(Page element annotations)
= = = = = = =

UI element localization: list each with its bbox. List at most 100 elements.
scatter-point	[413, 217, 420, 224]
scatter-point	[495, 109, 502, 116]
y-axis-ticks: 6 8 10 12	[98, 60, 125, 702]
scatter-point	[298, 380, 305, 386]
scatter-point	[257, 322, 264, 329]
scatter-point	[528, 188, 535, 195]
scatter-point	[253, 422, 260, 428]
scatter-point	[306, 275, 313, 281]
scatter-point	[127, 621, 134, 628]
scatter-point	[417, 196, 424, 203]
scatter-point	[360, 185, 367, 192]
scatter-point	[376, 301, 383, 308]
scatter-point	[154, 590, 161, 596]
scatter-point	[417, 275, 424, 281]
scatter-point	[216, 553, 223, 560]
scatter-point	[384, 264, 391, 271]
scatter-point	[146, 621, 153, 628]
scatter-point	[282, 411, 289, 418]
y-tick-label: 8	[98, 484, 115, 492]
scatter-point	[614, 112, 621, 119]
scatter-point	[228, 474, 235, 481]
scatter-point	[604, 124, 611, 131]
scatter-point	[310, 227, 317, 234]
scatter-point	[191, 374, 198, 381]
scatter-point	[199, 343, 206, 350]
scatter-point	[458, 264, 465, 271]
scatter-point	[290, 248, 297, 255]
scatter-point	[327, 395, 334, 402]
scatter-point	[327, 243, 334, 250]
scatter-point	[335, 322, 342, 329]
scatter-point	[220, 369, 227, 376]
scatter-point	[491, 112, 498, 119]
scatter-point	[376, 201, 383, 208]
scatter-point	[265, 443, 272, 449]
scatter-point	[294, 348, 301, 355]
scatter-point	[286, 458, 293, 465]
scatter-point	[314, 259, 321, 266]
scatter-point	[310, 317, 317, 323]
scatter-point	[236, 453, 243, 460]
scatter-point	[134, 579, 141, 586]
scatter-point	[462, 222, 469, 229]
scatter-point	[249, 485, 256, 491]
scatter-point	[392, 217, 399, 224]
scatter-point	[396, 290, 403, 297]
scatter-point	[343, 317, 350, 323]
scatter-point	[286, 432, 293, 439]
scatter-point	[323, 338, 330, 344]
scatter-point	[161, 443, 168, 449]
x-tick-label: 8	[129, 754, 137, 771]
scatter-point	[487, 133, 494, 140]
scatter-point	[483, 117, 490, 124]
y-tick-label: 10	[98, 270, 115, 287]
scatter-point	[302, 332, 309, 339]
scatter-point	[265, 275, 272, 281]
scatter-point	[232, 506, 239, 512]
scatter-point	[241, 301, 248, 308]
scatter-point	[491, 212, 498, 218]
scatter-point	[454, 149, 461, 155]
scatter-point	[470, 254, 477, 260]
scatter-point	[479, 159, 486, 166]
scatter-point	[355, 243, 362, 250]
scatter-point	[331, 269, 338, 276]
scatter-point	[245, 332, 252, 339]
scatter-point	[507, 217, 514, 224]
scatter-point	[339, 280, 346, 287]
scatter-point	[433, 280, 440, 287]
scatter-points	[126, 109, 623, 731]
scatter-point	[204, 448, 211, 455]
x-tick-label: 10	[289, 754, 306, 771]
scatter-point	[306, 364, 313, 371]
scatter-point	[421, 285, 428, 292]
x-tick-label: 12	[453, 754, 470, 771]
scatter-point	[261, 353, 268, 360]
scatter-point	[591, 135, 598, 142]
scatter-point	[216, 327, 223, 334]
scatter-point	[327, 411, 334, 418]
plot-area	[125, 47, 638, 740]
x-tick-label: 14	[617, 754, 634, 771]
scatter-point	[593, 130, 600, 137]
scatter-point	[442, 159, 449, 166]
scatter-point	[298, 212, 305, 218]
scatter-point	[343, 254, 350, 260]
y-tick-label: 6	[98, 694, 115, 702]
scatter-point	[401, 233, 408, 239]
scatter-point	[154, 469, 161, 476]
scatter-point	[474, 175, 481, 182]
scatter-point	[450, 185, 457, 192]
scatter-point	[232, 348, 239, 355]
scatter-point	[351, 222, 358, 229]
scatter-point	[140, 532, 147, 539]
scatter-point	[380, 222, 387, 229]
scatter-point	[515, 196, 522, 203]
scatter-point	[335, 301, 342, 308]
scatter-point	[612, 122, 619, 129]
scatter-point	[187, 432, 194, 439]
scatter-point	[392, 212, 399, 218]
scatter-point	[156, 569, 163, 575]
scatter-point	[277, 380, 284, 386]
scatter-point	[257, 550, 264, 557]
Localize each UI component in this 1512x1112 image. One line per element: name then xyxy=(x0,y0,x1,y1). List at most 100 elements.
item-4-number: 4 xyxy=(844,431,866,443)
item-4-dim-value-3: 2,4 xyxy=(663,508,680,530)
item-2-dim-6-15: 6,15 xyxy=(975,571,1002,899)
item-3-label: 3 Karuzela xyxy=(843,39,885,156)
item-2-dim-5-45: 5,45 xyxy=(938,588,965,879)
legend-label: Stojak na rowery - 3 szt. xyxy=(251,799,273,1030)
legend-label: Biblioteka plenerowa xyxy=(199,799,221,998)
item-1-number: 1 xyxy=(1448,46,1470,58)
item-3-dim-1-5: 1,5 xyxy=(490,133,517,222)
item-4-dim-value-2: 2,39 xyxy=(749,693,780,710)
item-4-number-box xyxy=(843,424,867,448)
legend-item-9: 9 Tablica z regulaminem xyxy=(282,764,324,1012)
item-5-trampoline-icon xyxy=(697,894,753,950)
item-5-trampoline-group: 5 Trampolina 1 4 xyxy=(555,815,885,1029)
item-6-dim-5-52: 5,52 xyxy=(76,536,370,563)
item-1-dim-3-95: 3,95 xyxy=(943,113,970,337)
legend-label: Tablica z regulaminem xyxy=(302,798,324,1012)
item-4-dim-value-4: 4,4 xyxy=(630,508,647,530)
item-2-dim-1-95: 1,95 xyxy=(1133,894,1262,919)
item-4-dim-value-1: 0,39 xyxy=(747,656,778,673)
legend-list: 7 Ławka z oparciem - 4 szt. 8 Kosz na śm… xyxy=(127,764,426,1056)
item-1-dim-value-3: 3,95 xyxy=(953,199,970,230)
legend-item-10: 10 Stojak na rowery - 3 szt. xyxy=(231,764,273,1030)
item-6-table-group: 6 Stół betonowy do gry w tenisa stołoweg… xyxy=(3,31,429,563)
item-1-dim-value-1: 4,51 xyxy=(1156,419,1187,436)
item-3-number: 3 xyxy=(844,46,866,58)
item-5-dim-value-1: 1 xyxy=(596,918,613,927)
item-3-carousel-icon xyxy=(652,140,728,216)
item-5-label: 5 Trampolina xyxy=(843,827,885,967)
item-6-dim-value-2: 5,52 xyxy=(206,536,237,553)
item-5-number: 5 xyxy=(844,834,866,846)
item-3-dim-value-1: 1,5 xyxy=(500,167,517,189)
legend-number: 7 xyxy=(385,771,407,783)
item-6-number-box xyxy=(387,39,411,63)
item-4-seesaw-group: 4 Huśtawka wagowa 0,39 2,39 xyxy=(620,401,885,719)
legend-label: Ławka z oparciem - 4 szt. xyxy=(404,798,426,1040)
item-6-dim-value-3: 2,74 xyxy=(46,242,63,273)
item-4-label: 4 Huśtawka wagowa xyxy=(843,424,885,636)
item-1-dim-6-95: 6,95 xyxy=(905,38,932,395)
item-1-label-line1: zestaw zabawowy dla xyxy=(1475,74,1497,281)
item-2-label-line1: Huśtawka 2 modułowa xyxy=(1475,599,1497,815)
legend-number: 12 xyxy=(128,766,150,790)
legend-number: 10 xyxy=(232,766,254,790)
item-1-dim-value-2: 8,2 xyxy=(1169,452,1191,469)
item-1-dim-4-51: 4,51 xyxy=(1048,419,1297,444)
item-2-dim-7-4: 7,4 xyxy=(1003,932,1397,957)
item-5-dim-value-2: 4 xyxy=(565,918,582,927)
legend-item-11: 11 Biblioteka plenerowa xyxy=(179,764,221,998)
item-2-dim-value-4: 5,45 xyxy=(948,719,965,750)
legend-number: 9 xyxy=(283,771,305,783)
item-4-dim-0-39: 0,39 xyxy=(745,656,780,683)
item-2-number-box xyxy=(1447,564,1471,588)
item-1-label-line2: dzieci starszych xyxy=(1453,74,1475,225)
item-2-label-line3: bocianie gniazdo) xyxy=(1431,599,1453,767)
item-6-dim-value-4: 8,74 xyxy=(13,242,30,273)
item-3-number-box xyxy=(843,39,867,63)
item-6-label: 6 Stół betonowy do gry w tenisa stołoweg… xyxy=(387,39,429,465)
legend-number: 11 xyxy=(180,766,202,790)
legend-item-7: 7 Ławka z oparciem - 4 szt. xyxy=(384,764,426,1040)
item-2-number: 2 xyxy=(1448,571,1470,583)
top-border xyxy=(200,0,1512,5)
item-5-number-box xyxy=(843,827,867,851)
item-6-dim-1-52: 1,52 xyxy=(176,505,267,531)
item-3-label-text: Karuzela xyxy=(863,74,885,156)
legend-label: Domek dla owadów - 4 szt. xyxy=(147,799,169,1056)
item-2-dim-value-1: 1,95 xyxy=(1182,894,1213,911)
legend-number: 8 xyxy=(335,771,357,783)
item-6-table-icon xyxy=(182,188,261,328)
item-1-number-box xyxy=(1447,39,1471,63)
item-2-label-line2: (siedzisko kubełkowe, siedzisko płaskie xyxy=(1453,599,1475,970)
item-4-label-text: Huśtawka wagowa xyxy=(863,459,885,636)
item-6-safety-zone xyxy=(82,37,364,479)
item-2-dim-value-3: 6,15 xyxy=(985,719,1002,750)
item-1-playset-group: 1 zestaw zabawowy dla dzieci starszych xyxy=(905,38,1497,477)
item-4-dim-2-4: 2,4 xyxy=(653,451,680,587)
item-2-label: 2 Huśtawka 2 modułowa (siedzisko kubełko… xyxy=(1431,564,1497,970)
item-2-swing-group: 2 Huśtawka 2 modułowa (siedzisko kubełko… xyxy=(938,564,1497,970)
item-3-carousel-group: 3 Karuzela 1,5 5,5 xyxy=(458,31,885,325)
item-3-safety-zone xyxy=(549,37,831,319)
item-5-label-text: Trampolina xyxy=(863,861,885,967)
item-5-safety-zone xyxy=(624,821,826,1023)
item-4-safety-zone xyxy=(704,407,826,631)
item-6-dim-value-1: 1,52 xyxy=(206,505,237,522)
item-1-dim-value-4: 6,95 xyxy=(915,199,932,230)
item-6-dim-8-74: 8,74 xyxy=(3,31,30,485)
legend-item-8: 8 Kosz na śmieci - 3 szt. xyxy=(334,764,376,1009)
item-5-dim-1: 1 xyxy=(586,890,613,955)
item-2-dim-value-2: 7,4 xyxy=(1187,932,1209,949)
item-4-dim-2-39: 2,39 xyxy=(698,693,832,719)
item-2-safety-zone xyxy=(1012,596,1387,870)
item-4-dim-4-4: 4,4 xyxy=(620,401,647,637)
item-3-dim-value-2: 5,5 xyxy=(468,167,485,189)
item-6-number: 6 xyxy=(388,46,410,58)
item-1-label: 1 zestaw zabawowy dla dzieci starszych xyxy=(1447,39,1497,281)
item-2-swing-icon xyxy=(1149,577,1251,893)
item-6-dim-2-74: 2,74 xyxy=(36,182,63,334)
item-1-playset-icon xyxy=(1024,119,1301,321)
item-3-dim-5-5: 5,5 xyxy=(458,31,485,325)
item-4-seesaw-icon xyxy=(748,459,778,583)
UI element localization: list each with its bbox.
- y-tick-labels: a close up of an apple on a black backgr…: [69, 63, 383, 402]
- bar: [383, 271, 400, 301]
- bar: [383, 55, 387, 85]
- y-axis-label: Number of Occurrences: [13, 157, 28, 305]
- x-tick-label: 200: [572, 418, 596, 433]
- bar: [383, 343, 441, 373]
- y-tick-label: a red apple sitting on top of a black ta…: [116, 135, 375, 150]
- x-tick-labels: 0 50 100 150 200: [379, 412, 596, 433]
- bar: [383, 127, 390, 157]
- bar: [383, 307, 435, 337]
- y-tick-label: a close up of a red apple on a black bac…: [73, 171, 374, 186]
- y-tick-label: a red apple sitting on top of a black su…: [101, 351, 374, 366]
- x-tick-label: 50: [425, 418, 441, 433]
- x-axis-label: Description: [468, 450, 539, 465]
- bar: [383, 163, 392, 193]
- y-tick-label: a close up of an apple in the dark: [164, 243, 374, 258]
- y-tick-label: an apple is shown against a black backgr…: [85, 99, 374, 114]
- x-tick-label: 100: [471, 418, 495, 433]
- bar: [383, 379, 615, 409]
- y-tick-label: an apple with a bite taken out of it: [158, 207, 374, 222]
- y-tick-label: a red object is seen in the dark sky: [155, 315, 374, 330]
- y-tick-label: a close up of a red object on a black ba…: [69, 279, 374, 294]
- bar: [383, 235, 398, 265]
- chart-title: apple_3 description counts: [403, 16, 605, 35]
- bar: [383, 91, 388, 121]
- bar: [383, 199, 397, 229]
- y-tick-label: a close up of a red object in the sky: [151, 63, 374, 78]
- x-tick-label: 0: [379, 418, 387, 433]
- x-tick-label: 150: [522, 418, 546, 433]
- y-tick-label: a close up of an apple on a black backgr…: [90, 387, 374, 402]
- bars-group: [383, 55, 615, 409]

= = = = = = =

== Brief ==
Can you quote the data verbatim from its first line through the line containing "322, 342, 329]", with both ends included?

== Correct answer ==
UI element localization: list each with its bbox. List at most 100 elements.
scatter-point	[413, 217, 420, 224]
scatter-point	[495, 109, 502, 116]
y-axis-ticks: 6 8 10 12	[98, 60, 125, 702]
scatter-point	[298, 380, 305, 386]
scatter-point	[257, 322, 264, 329]
scatter-point	[528, 188, 535, 195]
scatter-point	[253, 422, 260, 428]
scatter-point	[306, 275, 313, 281]
scatter-point	[127, 621, 134, 628]
scatter-point	[417, 196, 424, 203]
scatter-point	[360, 185, 367, 192]
scatter-point	[376, 301, 383, 308]
scatter-point	[154, 590, 161, 596]
scatter-point	[417, 275, 424, 281]
scatter-point	[216, 553, 223, 560]
scatter-point	[384, 264, 391, 271]
scatter-point	[146, 621, 153, 628]
scatter-point	[282, 411, 289, 418]
y-tick-label: 8	[98, 484, 115, 492]
scatter-point	[614, 112, 621, 119]
scatter-point	[228, 474, 235, 481]
scatter-point	[604, 124, 611, 131]
scatter-point	[310, 227, 317, 234]
scatter-point	[191, 374, 198, 381]
scatter-point	[199, 343, 206, 350]
scatter-point	[458, 264, 465, 271]
scatter-point	[290, 248, 297, 255]
scatter-point	[327, 395, 334, 402]
scatter-point	[327, 243, 334, 250]
scatter-point	[335, 322, 342, 329]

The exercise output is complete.